Pictures stay out of your copy, but everything else in the records below must be repeated exactly.
____ Supplied data
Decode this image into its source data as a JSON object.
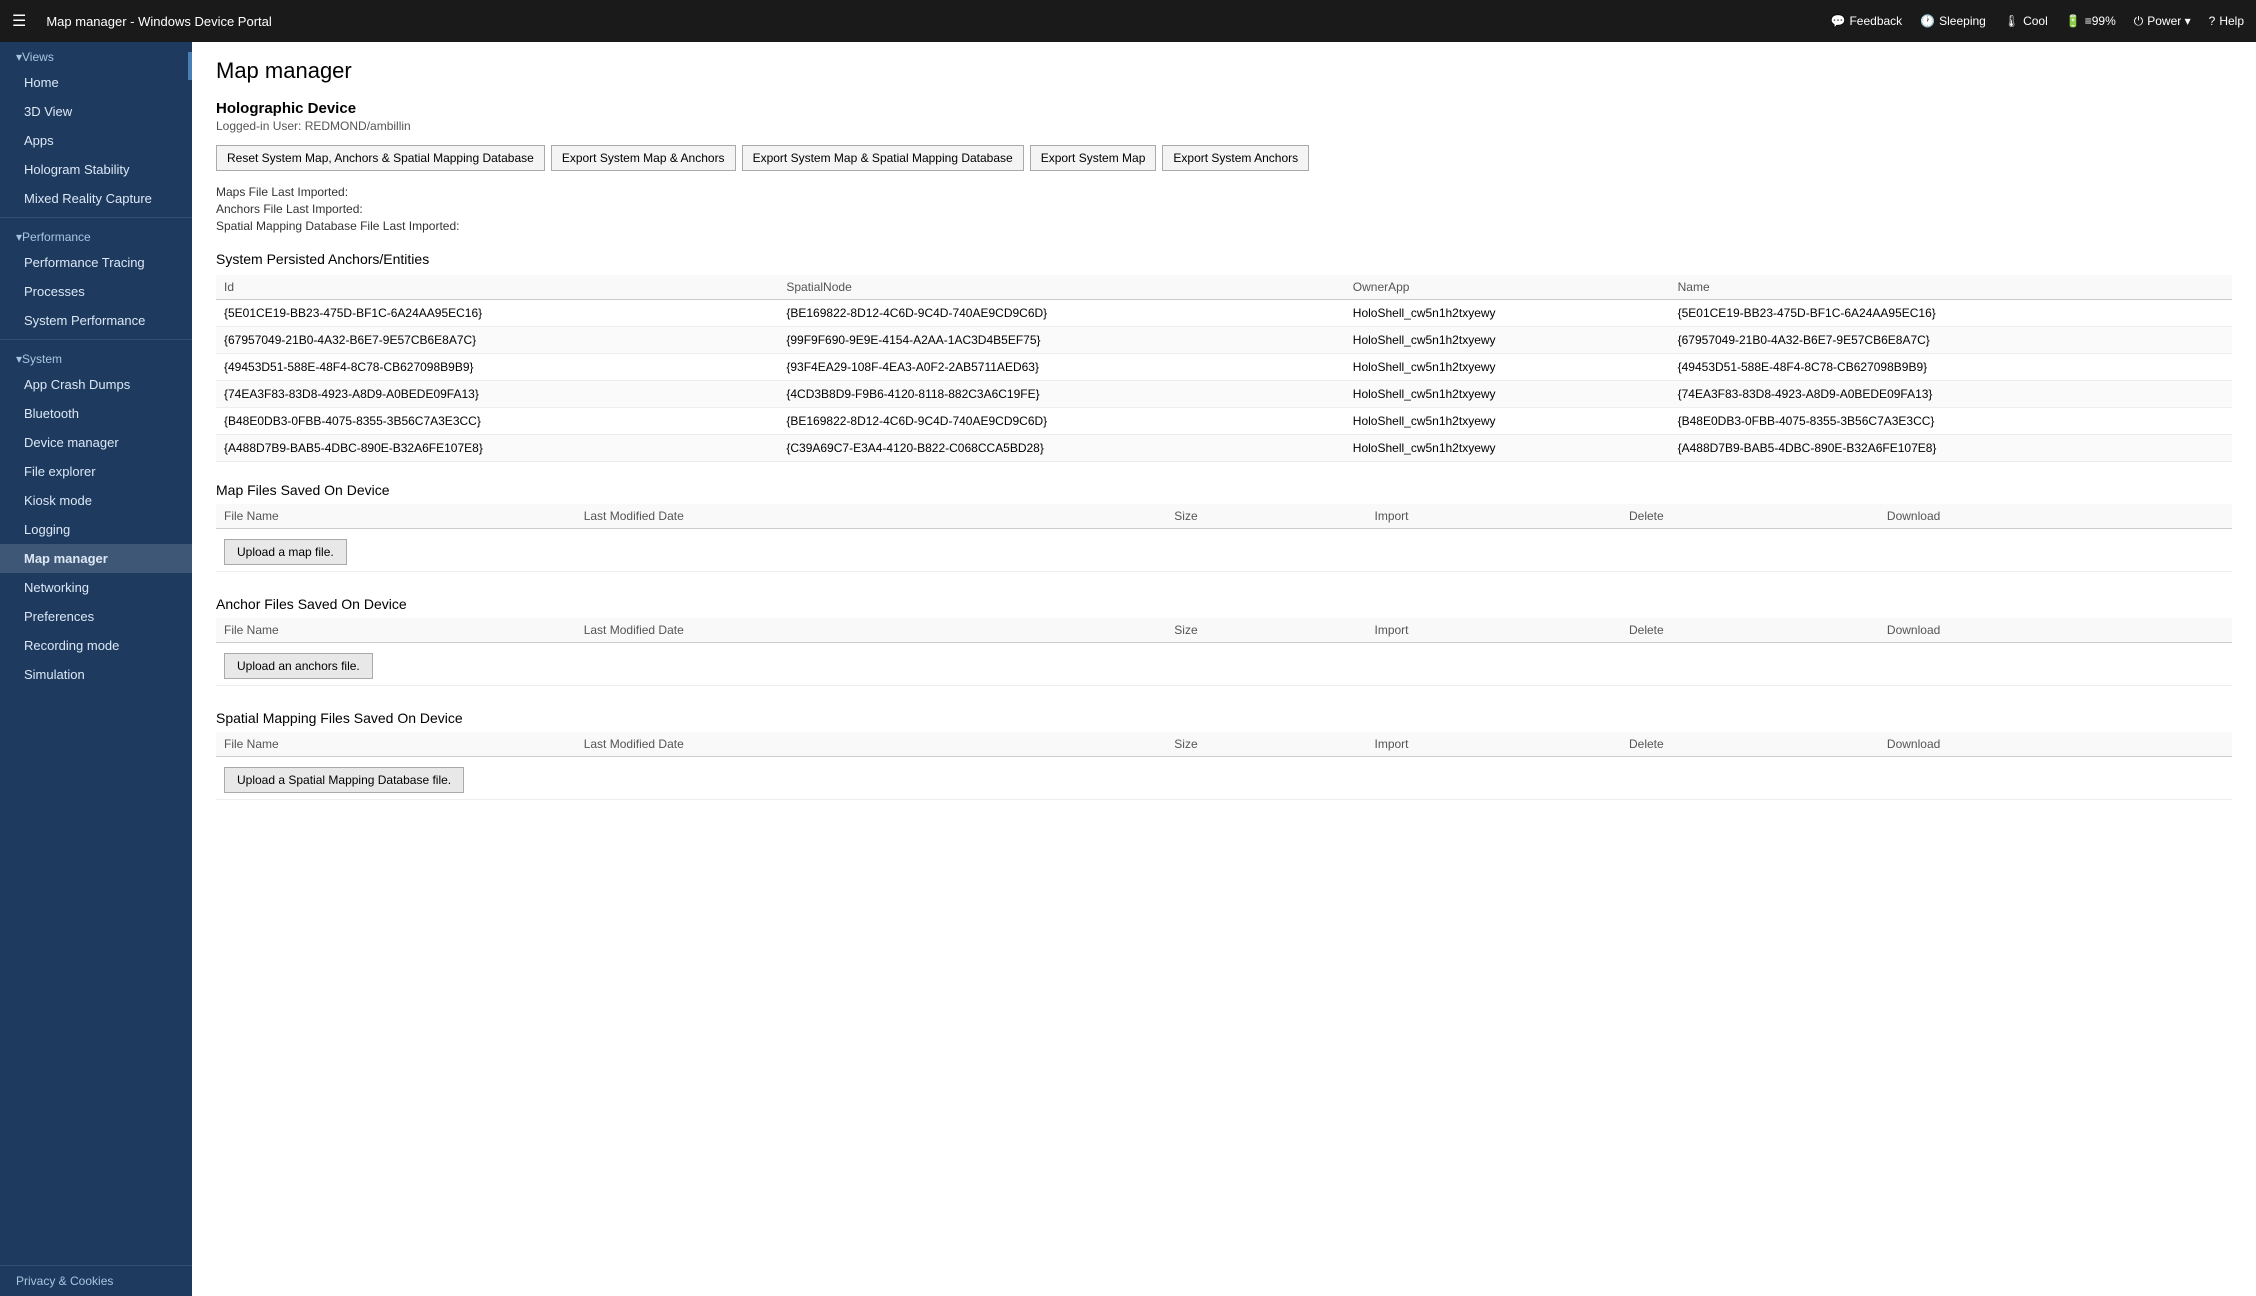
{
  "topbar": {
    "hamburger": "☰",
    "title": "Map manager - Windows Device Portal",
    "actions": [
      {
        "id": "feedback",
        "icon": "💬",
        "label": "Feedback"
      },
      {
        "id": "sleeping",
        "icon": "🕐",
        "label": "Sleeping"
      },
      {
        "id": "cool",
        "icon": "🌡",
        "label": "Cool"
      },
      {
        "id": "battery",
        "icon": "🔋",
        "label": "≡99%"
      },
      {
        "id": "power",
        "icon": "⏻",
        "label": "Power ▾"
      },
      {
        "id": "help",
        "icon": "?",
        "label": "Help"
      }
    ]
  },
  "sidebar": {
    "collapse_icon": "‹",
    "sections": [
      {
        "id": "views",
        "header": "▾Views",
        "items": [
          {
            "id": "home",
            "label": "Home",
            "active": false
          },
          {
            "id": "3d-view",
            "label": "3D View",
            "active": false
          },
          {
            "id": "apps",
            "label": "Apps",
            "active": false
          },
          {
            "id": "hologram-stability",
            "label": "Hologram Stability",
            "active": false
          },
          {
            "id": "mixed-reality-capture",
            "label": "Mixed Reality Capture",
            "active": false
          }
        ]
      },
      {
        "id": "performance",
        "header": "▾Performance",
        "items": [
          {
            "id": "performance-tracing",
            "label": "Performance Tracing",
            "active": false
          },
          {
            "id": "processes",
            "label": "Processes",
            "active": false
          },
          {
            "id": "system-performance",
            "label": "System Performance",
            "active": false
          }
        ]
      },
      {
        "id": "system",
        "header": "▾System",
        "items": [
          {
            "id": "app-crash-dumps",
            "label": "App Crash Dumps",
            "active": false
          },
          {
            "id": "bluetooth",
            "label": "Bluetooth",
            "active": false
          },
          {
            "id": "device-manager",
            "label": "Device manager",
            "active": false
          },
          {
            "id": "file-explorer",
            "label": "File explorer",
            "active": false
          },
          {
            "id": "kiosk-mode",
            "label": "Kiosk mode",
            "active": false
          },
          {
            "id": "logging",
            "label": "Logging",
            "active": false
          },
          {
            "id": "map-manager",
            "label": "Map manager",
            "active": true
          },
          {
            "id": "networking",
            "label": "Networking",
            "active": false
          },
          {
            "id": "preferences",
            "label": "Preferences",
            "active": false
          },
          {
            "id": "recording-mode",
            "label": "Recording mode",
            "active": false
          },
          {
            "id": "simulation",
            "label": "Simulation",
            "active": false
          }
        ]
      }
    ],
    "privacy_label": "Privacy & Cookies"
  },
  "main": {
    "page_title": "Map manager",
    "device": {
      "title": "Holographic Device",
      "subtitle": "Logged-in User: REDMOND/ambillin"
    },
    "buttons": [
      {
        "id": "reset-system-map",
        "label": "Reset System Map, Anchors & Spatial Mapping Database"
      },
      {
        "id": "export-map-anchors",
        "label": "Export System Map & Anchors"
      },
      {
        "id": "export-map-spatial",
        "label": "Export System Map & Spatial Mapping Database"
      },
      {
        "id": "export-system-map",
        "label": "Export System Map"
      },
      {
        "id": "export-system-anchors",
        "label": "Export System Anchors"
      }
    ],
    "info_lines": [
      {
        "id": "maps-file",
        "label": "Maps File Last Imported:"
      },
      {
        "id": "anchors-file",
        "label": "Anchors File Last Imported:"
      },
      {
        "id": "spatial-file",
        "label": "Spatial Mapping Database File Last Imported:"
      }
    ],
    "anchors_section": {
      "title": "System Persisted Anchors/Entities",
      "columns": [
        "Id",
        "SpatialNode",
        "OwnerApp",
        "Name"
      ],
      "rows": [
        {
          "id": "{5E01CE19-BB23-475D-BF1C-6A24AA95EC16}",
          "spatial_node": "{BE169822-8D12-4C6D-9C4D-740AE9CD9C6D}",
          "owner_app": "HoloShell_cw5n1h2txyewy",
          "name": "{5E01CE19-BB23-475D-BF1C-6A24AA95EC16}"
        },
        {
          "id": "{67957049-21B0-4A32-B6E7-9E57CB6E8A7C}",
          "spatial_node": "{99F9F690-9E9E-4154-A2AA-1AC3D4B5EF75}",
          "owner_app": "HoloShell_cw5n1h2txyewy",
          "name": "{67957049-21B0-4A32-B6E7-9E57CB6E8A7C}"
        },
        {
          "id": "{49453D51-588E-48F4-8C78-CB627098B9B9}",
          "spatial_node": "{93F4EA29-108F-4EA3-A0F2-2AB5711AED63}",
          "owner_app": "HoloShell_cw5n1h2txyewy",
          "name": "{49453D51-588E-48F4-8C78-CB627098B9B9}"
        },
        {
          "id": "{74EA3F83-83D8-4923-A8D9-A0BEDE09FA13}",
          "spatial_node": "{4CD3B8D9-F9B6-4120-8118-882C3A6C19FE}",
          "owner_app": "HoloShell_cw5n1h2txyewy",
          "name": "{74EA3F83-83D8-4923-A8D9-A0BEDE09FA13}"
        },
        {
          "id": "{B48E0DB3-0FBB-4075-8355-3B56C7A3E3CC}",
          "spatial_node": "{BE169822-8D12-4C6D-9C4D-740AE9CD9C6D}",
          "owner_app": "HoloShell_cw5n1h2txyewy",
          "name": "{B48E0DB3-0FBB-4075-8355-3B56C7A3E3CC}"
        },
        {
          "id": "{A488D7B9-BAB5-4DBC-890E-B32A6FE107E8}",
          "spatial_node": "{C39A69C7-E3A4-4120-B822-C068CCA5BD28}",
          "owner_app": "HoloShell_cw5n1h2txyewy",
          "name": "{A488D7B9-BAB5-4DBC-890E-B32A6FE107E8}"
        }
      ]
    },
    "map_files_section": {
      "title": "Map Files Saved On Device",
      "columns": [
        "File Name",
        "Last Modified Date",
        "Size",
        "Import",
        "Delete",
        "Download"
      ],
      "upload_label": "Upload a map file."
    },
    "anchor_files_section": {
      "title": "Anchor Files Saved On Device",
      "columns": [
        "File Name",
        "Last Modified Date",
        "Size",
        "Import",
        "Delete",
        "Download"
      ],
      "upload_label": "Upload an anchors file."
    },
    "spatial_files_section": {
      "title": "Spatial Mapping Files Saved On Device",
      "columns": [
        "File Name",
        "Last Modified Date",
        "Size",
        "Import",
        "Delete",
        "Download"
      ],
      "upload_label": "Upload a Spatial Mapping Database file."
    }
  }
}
________
- Result of the exercise:
Decode this image into its source data as a JSON object.
{
  "topbar": {
    "hamburger": "☰",
    "title": "Map manager - Windows Device Portal",
    "actions": [
      {
        "id": "feedback",
        "icon": "💬",
        "label": "Feedback"
      },
      {
        "id": "sleeping",
        "icon": "🕐",
        "label": "Sleeping"
      },
      {
        "id": "cool",
        "icon": "🌡",
        "label": "Cool"
      },
      {
        "id": "battery",
        "icon": "🔋",
        "label": "≡99%"
      },
      {
        "id": "power",
        "icon": "⏻",
        "label": "Power ▾"
      },
      {
        "id": "help",
        "icon": "?",
        "label": "Help"
      }
    ]
  },
  "sidebar": {
    "collapse_icon": "‹",
    "sections": [
      {
        "id": "views",
        "header": "▾Views",
        "items": [
          {
            "id": "home",
            "label": "Home",
            "active": false
          },
          {
            "id": "3d-view",
            "label": "3D View",
            "active": false
          },
          {
            "id": "apps",
            "label": "Apps",
            "active": false
          },
          {
            "id": "hologram-stability",
            "label": "Hologram Stability",
            "active": false
          },
          {
            "id": "mixed-reality-capture",
            "label": "Mixed Reality Capture",
            "active": false
          }
        ]
      },
      {
        "id": "performance",
        "header": "▾Performance",
        "items": [
          {
            "id": "performance-tracing",
            "label": "Performance Tracing",
            "active": false
          },
          {
            "id": "processes",
            "label": "Processes",
            "active": false
          },
          {
            "id": "system-performance",
            "label": "System Performance",
            "active": false
          }
        ]
      },
      {
        "id": "system",
        "header": "▾System",
        "items": [
          {
            "id": "app-crash-dumps",
            "label": "App Crash Dumps",
            "active": false
          },
          {
            "id": "bluetooth",
            "label": "Bluetooth",
            "active": false
          },
          {
            "id": "device-manager",
            "label": "Device manager",
            "active": false
          },
          {
            "id": "file-explorer",
            "label": "File explorer",
            "active": false
          },
          {
            "id": "kiosk-mode",
            "label": "Kiosk mode",
            "active": false
          },
          {
            "id": "logging",
            "label": "Logging",
            "active": false
          },
          {
            "id": "map-manager",
            "label": "Map manager",
            "active": true
          },
          {
            "id": "networking",
            "label": "Networking",
            "active": false
          },
          {
            "id": "preferences",
            "label": "Preferences",
            "active": false
          },
          {
            "id": "recording-mode",
            "label": "Recording mode",
            "active": false
          },
          {
            "id": "simulation",
            "label": "Simulation",
            "active": false
          }
        ]
      }
    ],
    "privacy_label": "Privacy & Cookies"
  },
  "main": {
    "page_title": "Map manager",
    "device": {
      "title": "Holographic Device",
      "subtitle": "Logged-in User: REDMOND/ambillin"
    },
    "buttons": [
      {
        "id": "reset-system-map",
        "label": "Reset System Map, Anchors & Spatial Mapping Database"
      },
      {
        "id": "export-map-anchors",
        "label": "Export System Map & Anchors"
      },
      {
        "id": "export-map-spatial",
        "label": "Export System Map & Spatial Mapping Database"
      },
      {
        "id": "export-system-map",
        "label": "Export System Map"
      },
      {
        "id": "export-system-anchors",
        "label": "Export System Anchors"
      }
    ],
    "info_lines": [
      {
        "id": "maps-file",
        "label": "Maps File Last Imported:"
      },
      {
        "id": "anchors-file",
        "label": "Anchors File Last Imported:"
      },
      {
        "id": "spatial-file",
        "label": "Spatial Mapping Database File Last Imported:"
      }
    ],
    "anchors_section": {
      "title": "System Persisted Anchors/Entities",
      "columns": [
        "Id",
        "SpatialNode",
        "OwnerApp",
        "Name"
      ],
      "rows": [
        {
          "id": "{5E01CE19-BB23-475D-BF1C-6A24AA95EC16}",
          "spatial_node": "{BE169822-8D12-4C6D-9C4D-740AE9CD9C6D}",
          "owner_app": "HoloShell_cw5n1h2txyewy",
          "name": "{5E01CE19-BB23-475D-BF1C-6A24AA95EC16}"
        },
        {
          "id": "{67957049-21B0-4A32-B6E7-9E57CB6E8A7C}",
          "spatial_node": "{99F9F690-9E9E-4154-A2AA-1AC3D4B5EF75}",
          "owner_app": "HoloShell_cw5n1h2txyewy",
          "name": "{67957049-21B0-4A32-B6E7-9E57CB6E8A7C}"
        },
        {
          "id": "{49453D51-588E-48F4-8C78-CB627098B9B9}",
          "spatial_node": "{93F4EA29-108F-4EA3-A0F2-2AB5711AED63}",
          "owner_app": "HoloShell_cw5n1h2txyewy",
          "name": "{49453D51-588E-48F4-8C78-CB627098B9B9}"
        },
        {
          "id": "{74EA3F83-83D8-4923-A8D9-A0BEDE09FA13}",
          "spatial_node": "{4CD3B8D9-F9B6-4120-8118-882C3A6C19FE}",
          "owner_app": "HoloShell_cw5n1h2txyewy",
          "name": "{74EA3F83-83D8-4923-A8D9-A0BEDE09FA13}"
        },
        {
          "id": "{B48E0DB3-0FBB-4075-8355-3B56C7A3E3CC}",
          "spatial_node": "{BE169822-8D12-4C6D-9C4D-740AE9CD9C6D}",
          "owner_app": "HoloShell_cw5n1h2txyewy",
          "name": "{B48E0DB3-0FBB-4075-8355-3B56C7A3E3CC}"
        },
        {
          "id": "{A488D7B9-BAB5-4DBC-890E-B32A6FE107E8}",
          "spatial_node": "{C39A69C7-E3A4-4120-B822-C068CCA5BD28}",
          "owner_app": "HoloShell_cw5n1h2txyewy",
          "name": "{A488D7B9-BAB5-4DBC-890E-B32A6FE107E8}"
        }
      ]
    },
    "map_files_section": {
      "title": "Map Files Saved On Device",
      "columns": [
        "File Name",
        "Last Modified Date",
        "Size",
        "Import",
        "Delete",
        "Download"
      ],
      "upload_label": "Upload a map file."
    },
    "anchor_files_section": {
      "title": "Anchor Files Saved On Device",
      "columns": [
        "File Name",
        "Last Modified Date",
        "Size",
        "Import",
        "Delete",
        "Download"
      ],
      "upload_label": "Upload an anchors file."
    },
    "spatial_files_section": {
      "title": "Spatial Mapping Files Saved On Device",
      "columns": [
        "File Name",
        "Last Modified Date",
        "Size",
        "Import",
        "Delete",
        "Download"
      ],
      "upload_label": "Upload a Spatial Mapping Database file."
    }
  }
}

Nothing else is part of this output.